#### EXERCISE DIRECTIONS
Using the data below, copy every line that contains the word "nitrogen".

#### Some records

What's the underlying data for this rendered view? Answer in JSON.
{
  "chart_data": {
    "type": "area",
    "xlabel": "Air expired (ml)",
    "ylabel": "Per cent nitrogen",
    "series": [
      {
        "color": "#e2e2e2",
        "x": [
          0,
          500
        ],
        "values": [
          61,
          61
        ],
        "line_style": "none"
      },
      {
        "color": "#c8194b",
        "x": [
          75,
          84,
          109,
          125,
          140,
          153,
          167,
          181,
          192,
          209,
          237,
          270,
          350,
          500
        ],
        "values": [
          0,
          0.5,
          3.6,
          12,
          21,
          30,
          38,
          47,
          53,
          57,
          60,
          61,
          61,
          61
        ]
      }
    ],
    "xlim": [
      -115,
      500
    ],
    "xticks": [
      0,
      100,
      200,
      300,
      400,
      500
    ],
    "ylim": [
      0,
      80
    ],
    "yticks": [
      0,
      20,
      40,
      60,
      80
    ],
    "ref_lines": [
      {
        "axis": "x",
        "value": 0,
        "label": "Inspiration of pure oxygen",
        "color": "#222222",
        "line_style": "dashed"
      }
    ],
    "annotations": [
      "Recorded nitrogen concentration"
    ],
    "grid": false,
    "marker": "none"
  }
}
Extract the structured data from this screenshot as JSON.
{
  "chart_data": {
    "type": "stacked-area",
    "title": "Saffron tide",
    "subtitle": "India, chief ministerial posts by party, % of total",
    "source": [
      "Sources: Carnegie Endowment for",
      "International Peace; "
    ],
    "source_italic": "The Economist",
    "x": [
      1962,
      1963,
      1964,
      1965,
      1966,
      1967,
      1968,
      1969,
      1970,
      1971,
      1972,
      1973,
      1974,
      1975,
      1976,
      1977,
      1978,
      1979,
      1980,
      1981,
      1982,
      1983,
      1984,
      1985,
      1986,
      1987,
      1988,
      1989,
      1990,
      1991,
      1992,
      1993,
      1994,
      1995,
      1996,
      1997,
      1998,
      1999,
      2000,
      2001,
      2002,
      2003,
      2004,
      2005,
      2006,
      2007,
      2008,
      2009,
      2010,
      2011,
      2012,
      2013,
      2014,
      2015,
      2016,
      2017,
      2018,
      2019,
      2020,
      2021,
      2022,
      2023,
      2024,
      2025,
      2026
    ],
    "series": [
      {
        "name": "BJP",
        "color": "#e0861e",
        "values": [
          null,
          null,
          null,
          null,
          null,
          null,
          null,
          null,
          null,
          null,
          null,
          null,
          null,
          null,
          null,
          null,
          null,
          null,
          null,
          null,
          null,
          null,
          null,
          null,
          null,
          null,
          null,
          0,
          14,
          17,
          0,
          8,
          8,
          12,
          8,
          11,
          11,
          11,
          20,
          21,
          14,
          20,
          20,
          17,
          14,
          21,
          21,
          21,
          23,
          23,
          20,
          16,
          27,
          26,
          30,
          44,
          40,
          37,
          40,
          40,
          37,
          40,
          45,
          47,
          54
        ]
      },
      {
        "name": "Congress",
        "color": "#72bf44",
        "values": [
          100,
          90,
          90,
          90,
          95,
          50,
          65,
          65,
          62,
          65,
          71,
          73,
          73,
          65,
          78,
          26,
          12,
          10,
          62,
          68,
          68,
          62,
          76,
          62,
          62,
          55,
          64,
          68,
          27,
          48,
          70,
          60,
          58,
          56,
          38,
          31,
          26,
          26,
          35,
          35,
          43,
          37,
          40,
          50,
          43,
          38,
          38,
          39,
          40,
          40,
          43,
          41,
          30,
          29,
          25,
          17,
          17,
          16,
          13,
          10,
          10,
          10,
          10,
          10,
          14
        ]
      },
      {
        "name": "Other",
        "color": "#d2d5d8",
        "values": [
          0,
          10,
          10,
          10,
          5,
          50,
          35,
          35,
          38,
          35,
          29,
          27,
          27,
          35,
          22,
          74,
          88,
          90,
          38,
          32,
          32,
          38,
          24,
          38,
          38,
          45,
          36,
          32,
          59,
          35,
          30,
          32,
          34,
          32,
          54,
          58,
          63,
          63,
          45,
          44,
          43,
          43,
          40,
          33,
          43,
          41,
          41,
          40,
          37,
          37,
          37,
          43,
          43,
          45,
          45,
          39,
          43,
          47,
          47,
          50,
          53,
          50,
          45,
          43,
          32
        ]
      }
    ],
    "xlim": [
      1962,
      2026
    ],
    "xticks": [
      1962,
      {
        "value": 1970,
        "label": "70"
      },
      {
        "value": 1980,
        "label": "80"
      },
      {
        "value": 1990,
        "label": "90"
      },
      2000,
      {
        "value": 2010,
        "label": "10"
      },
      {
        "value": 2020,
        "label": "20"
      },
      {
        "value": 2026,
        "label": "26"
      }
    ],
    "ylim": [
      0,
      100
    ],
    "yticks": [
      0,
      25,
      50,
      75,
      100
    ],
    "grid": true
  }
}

#### FULL SOLUTION
    "ylabel": "Per cent nitrogen",
      "Recorded nitrogen concentration"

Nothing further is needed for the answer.